▶ 本文
しかし今日見つけた落書きは明らかに今まで見たことのないタイプのものだった。
インスタのアカウントをそこに書かないでほしい。
ほっこりもしなければ、匿名性のかけらもない落書きだ。少し前までは治安が悪い場所の落書きと言えば「りょう参上」のように名前を刻むタイプがベーシックだった。しかしそれはどこのりょうをとっ捕まえて、You落書きしたね?!と言えばいいのかがはっきりしなかった。しかし今回のものはどうだろうか。身元モロバレだ。落書きによって得られる承認欲求のほぼ最大値を享受できるのだろうか?というかこのアカウントにDMとかできるのだろうか?もしかして詐欺とかフィッシングとか?何ターン化した後に数百万円だまし取られた挙句、「駅で拾ったアカウントをフォローするのがいけないんだ!」と世の中から火の粉を浴びせられるのだろうか?

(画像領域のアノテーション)
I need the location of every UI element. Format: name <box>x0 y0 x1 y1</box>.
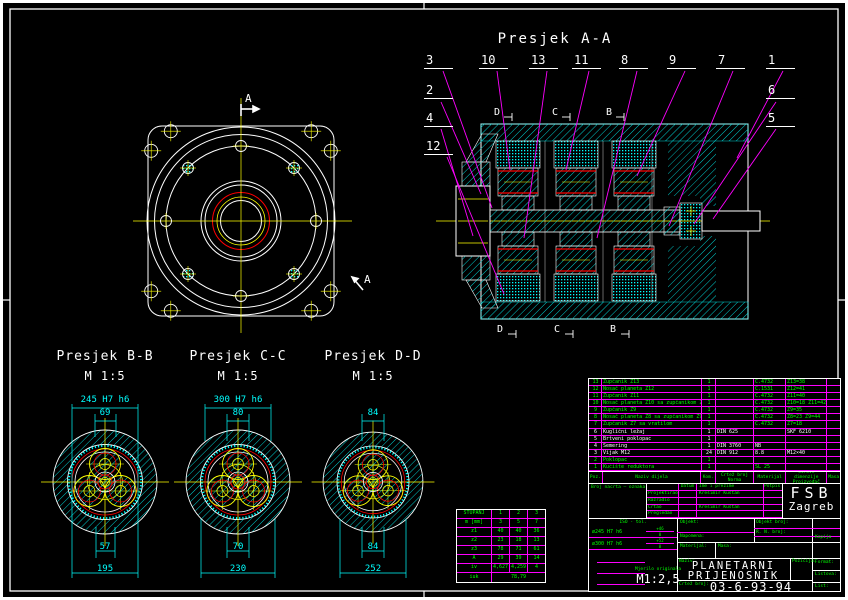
listova-label: Listova: <box>815 572 837 577</box>
section-cc-title: Presjek C-C <box>173 349 303 364</box>
tolerance-row: ø245 H7 h6 +46 0 <box>589 526 677 538</box>
scale-value: M1:2,5 <box>635 572 681 586</box>
marker-b-top: B <box>606 107 612 118</box>
signature-row: Pregledao <box>647 511 782 518</box>
parts-list-row: 11 Zupčanik Z11 1 Č.4732 Z11=40 <box>589 393 840 400</box>
dim-fit-bb: 245 H7 h6 <box>60 395 150 405</box>
cad-sheet: Presjek A-A 31013118971 2412 65 A A D C … <box>0 0 848 600</box>
cut-label-a-top: A <box>245 92 252 105</box>
marker-d-top: D <box>494 107 500 118</box>
dim-overall-dd: 252 <box>328 564 418 574</box>
fsb-logo: FSB Zagreb <box>782 484 840 518</box>
callout-number: 1 <box>766 54 795 69</box>
section-a-title: Presjek A-A <box>488 31 622 47</box>
gear-table-row: z3 78 71 61 <box>457 545 545 554</box>
callout-number: 10 <box>479 54 508 69</box>
section-dd-scale: M 1:5 <box>308 369 438 383</box>
callout-number: 2 <box>424 84 453 99</box>
dim-bottom-bb: 57 <box>60 542 150 552</box>
archive-cell: Broj nacrta — oznaka <box>589 484 647 518</box>
parts-list-row: 5 Brtveni poklopac 1 <box>589 436 840 443</box>
title-block: 13 Zupčanik Z13 1 Č.4732 Z13=38 12 Nosač… <box>588 378 841 592</box>
callout-number: 11 <box>572 54 601 69</box>
cut-label-a-bottom: A <box>364 273 371 286</box>
drawing-number: 03-6-93-94 <box>691 580 811 594</box>
callout-number: 13 <box>529 54 558 69</box>
parts-list-header: Poz. Naziv dijela Kom. Crtež broj Norma … <box>589 471 840 484</box>
parts-list-row: 2 Poklopac 1 <box>589 457 840 464</box>
parts-list-row: 12 Nosač planeta Z12 1 Č.1531 Z12=41 <box>589 386 840 393</box>
parts-list-row: 9 Zupčanik Z9 1 Č.4732 Z9=35 <box>589 407 840 414</box>
section-cc-scale: M 1:5 <box>173 369 303 383</box>
parts-list-row: 13 Zupčanik Z13 1 Č.4732 Z13=38 <box>589 379 840 386</box>
callout-number: 4 <box>424 112 453 127</box>
dim-overall-cc: 230 <box>193 564 283 574</box>
callout-number: 7 <box>716 54 745 69</box>
callout-number: 12 <box>424 140 453 155</box>
signature-row: Crtao Krešimir Kuštan <box>647 505 782 512</box>
materijal-label: Materijal: <box>680 544 707 549</box>
dim-top-dd: 84 <box>328 408 418 418</box>
gear-table-row: A 29 39 14 <box>457 554 545 563</box>
callout-number: 3 <box>424 54 453 69</box>
signature-row: Projektirao Krešimir Kuštan <box>647 491 782 498</box>
gear-table-row: STUPANJ 1 2 3 <box>457 510 545 518</box>
marker-c-bottom: C <box>554 324 560 335</box>
dim-overall-bb: 195 <box>60 564 150 574</box>
list-label: List: <box>815 584 829 589</box>
callout-number: 8 <box>619 54 648 69</box>
rn-broj-label: R. N. broj: <box>756 530 786 535</box>
gear-table-total-row: iuk 78,79 <box>457 572 545 582</box>
title-block-bottom: ISO - tol. ø245 H7 h6 +46 0 ø300 H7 h6 +… <box>589 518 840 591</box>
callout-number: 5 <box>766 112 795 127</box>
parts-list-row: 10 Nosač planeta Z10 sa zupčanikom Z11 1… <box>589 400 840 407</box>
napomena-label: Napomena: <box>680 534 704 539</box>
marker-d-bottom: D <box>497 324 503 335</box>
parts-list: 13 Zupčanik Z13 1 Č.4732 Z13=38 12 Nosač… <box>589 379 840 471</box>
dim-top-cc: 80 <box>193 408 283 418</box>
dim-top-bb: 69 <box>60 408 150 418</box>
gear-stage-table: STUPANJ 1 2 3 m [mm] 3 5 7 z1 40 40 36 z… <box>456 509 546 583</box>
marker-b-bottom: B <box>610 324 616 335</box>
kopija-label: Kopija <box>815 535 831 540</box>
iso-tol-label: ISO - tol. <box>589 520 677 525</box>
parts-list-row: 7 Zupčanik Z7 sa vratilom 1 Č.4732 Z7=18 <box>589 421 840 428</box>
section-dd-title: Presjek D-D <box>308 349 438 364</box>
signature-strip: Broj nacrta — oznaka Datum Ime i prezime… <box>589 484 840 518</box>
format-label: Format: <box>815 560 834 565</box>
gear-table-row: m [mm] 3 5 7 <box>457 518 545 527</box>
pozicija-label: Pozicija: <box>792 559 816 564</box>
tolerance-row: ø300 H7 h6 +52 0 <box>589 538 677 550</box>
objekt-broj-label: Objekt broj: <box>756 520 789 525</box>
signature-row: Razradio <box>647 498 782 505</box>
dim-bottom-dd: 84 <box>328 542 418 552</box>
dim-fit-cc: 300 H7 h6 <box>193 395 283 405</box>
parts-list-row: 4 Semering 1 DIN 3760 NB <box>589 443 840 450</box>
marker-c-top: C <box>552 107 558 118</box>
parts-list-row: 8 Nosač planeta Z8 sa zupčanikom Z9 1 Č.… <box>589 414 840 421</box>
parts-list-row: 1 Kućište reduktora 1 SL 25 <box>589 464 840 471</box>
section-bb-title: Presjek B-B <box>40 349 170 364</box>
parts-list-row: 6 Kuglični ležaj 1 DIN 625 SKF 6210 <box>589 429 840 436</box>
gear-table-row: iv 4,627 4,259 4 <box>457 563 545 572</box>
masa-label: Masa: <box>718 544 732 549</box>
callout-number: 9 <box>667 54 696 69</box>
dim-bottom-cc: 70 <box>193 542 283 552</box>
signature-header: Datum Ime i prezime Potpis <box>647 484 782 491</box>
objekt-label: Objekt: <box>680 520 699 525</box>
gear-table-row: z1 40 40 36 <box>457 527 545 536</box>
gear-table-row: z2 23 18 13 <box>457 536 545 545</box>
parts-list-row: 3 Vijak M12 24 DIN 912 8.8 M12×40 <box>589 450 840 457</box>
section-bb-scale: M 1:5 <box>40 369 170 383</box>
callout-number: 6 <box>766 84 795 99</box>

▶ 課題
本文によると、少し前まで治安の悪い場所の落書きで基本だったのは、どんなタイプですか。 本文だけをもとに答えてください。

▶ 解答
「りょう参上」のように名前を刻むタイプです。